**Task material:**
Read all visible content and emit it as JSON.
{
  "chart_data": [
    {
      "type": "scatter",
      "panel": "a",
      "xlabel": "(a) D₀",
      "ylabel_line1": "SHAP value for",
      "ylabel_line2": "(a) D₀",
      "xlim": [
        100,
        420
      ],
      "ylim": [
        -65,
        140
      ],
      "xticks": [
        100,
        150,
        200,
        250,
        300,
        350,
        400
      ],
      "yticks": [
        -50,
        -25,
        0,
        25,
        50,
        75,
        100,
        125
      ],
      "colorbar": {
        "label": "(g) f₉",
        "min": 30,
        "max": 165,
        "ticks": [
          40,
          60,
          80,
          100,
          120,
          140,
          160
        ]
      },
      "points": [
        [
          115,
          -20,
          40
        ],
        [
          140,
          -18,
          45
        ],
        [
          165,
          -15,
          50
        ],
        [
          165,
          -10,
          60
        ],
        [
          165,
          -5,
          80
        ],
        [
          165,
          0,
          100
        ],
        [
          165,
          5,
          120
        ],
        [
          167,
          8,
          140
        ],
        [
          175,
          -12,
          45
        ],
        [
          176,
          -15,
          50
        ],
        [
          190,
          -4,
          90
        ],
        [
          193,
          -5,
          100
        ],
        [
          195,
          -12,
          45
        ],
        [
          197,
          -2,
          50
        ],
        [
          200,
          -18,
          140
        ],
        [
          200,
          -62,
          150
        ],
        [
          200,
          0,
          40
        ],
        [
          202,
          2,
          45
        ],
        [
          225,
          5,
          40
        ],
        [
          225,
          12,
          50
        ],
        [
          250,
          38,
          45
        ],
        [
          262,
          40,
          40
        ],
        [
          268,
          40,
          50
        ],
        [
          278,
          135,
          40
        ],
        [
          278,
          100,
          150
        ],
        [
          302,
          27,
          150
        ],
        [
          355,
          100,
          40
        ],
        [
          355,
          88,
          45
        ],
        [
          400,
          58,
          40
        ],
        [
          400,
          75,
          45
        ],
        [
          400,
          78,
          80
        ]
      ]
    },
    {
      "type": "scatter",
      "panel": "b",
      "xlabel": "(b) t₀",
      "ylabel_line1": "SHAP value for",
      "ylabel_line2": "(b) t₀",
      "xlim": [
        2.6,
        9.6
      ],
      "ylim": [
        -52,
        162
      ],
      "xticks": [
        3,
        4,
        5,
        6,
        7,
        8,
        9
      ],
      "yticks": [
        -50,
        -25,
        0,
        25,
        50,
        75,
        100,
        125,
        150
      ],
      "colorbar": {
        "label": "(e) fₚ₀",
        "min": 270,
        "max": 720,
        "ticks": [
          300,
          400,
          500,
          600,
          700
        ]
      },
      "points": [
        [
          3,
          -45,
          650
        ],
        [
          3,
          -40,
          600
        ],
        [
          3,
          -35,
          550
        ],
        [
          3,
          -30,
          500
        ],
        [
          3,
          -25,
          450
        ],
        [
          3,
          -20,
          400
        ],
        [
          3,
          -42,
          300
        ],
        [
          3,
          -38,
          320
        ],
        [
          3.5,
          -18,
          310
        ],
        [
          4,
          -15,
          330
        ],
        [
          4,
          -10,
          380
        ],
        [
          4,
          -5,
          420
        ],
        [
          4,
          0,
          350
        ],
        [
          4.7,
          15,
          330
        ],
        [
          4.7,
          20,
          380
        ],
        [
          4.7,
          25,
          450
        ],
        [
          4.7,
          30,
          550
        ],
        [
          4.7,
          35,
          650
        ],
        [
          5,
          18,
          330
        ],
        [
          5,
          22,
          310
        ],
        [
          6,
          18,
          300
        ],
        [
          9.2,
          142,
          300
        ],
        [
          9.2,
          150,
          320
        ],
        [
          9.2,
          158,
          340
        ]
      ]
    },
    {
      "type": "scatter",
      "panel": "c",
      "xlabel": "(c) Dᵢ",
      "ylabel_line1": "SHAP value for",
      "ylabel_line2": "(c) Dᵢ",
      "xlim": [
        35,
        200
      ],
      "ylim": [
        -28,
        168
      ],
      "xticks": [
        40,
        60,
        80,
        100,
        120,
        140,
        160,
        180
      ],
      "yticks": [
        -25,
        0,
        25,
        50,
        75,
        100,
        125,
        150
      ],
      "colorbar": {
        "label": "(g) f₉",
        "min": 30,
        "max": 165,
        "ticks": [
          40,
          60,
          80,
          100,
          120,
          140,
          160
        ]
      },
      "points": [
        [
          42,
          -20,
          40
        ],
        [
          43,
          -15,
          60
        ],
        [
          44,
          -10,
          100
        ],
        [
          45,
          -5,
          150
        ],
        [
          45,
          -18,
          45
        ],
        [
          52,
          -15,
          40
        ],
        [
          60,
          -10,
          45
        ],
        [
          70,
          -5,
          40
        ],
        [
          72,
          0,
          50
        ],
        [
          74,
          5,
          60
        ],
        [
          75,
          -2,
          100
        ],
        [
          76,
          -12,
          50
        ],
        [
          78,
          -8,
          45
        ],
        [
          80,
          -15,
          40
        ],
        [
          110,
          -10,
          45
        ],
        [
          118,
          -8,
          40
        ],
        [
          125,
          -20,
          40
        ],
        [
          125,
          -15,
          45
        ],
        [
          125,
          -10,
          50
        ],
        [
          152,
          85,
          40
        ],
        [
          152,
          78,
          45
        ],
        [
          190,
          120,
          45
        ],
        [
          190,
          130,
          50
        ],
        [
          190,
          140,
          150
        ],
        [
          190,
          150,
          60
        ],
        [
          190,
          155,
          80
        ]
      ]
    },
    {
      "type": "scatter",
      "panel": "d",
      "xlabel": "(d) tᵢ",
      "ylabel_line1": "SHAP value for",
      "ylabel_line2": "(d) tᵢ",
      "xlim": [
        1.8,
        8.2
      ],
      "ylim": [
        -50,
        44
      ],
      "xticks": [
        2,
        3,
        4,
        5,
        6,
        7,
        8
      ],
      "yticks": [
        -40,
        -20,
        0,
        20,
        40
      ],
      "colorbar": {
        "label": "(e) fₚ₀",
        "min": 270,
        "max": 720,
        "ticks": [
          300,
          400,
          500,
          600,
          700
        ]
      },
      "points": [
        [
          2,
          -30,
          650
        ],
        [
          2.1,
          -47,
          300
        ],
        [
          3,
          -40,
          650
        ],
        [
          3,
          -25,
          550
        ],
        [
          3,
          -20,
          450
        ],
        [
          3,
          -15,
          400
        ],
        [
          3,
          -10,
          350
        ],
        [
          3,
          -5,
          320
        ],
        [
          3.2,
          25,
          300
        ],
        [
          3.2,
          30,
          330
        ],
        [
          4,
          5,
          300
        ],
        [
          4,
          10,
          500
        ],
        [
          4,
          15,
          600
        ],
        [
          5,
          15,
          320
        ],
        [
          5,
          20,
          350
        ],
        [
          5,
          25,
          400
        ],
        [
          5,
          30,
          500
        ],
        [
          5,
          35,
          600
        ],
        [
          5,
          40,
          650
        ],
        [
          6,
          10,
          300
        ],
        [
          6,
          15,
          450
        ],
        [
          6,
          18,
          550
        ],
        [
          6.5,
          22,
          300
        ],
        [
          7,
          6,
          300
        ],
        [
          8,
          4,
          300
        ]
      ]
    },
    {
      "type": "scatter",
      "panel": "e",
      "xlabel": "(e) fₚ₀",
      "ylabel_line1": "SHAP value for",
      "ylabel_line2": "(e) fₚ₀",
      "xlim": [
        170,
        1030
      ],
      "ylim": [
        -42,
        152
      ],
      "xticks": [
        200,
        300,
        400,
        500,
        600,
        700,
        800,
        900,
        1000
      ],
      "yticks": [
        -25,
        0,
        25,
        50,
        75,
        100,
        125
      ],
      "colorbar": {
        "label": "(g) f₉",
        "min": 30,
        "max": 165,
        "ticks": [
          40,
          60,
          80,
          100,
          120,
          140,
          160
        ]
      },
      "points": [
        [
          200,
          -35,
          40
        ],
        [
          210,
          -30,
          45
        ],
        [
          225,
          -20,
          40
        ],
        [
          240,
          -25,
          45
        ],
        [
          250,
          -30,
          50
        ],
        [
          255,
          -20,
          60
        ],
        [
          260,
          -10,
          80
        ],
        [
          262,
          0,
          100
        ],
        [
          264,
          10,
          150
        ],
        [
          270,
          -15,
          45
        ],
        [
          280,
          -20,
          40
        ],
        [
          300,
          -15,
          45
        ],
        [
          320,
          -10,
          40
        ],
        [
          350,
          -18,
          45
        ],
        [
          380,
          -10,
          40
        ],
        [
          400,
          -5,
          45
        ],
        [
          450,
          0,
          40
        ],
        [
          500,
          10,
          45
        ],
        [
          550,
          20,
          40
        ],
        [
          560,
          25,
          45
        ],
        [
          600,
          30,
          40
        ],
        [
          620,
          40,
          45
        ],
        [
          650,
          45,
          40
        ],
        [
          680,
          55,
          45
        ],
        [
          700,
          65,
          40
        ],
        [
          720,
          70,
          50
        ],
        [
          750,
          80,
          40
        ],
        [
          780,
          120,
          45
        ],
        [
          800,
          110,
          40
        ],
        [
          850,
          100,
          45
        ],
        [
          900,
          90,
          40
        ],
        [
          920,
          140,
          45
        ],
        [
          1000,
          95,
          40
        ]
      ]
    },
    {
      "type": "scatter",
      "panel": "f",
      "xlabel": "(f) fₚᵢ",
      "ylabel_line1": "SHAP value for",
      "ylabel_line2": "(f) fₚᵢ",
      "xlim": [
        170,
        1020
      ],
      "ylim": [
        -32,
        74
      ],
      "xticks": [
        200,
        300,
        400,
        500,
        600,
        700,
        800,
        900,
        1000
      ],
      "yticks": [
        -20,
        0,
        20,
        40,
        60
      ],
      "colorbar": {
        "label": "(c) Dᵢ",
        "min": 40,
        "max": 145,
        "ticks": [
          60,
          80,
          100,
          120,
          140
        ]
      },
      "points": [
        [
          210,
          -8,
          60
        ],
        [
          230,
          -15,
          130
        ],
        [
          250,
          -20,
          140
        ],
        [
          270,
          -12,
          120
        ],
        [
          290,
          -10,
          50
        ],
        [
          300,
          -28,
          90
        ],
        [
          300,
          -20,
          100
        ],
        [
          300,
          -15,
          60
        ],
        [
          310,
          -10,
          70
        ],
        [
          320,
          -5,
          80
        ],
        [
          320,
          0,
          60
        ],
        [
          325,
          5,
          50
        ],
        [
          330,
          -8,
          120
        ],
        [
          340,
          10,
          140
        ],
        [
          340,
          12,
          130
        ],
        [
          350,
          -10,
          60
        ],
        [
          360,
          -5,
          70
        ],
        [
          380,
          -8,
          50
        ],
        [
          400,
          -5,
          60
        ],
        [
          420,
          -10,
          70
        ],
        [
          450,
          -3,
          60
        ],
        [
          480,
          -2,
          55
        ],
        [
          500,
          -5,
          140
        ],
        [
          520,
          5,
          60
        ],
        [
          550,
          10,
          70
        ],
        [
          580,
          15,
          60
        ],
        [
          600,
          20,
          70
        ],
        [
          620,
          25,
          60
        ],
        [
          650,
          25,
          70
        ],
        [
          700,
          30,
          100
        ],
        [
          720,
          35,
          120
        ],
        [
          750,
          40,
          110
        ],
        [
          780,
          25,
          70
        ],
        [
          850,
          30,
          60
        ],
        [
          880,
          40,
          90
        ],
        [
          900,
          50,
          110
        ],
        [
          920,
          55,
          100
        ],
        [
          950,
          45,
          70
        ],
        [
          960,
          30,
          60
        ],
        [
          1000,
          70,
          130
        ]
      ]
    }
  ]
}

**Set task:** Copy and report every line where the word "panel" is present.

**Task solution:**
      "panel": "a",
      "panel": "b",
      "panel": "c",
      "panel": "d",
      "panel": "e",
      "panel": "f",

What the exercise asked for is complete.